(Some records)

===============

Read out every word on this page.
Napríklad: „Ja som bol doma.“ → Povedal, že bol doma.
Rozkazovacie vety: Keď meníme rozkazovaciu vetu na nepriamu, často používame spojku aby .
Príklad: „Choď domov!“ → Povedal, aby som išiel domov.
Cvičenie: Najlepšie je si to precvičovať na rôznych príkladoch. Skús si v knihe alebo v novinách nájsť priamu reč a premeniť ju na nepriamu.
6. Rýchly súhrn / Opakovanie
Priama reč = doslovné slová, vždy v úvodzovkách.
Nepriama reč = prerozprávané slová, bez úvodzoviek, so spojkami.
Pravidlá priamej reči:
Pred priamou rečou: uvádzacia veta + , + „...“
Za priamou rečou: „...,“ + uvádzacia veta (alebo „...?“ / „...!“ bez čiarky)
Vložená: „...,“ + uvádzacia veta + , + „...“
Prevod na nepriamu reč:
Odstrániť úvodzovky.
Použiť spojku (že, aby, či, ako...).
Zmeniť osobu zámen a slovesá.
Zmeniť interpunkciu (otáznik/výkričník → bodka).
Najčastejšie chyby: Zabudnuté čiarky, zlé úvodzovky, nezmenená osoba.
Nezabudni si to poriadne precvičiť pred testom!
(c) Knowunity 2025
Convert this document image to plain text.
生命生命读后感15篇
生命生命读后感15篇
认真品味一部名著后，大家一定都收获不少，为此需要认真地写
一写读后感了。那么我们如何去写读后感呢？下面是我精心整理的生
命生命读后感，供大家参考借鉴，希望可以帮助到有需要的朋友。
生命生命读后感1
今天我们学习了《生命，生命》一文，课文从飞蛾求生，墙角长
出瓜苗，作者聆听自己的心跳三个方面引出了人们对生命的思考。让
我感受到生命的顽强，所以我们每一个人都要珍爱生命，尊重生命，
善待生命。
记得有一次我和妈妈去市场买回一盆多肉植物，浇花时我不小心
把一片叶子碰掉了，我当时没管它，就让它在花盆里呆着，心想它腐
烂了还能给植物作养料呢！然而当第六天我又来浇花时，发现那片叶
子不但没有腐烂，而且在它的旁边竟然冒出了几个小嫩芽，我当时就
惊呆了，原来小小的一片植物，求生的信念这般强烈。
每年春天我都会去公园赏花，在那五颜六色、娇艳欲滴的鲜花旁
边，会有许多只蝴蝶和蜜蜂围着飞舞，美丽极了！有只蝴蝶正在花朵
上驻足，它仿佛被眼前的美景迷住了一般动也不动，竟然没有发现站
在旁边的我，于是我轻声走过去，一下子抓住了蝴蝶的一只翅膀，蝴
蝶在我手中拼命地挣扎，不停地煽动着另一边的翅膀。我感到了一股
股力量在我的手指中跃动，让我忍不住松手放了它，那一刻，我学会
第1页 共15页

===============

# GIVEN REQUEST
Of the lines in this data, how many contain "Povedal"? Reply with only the number.

# SOLUTION TO THIS TASK
2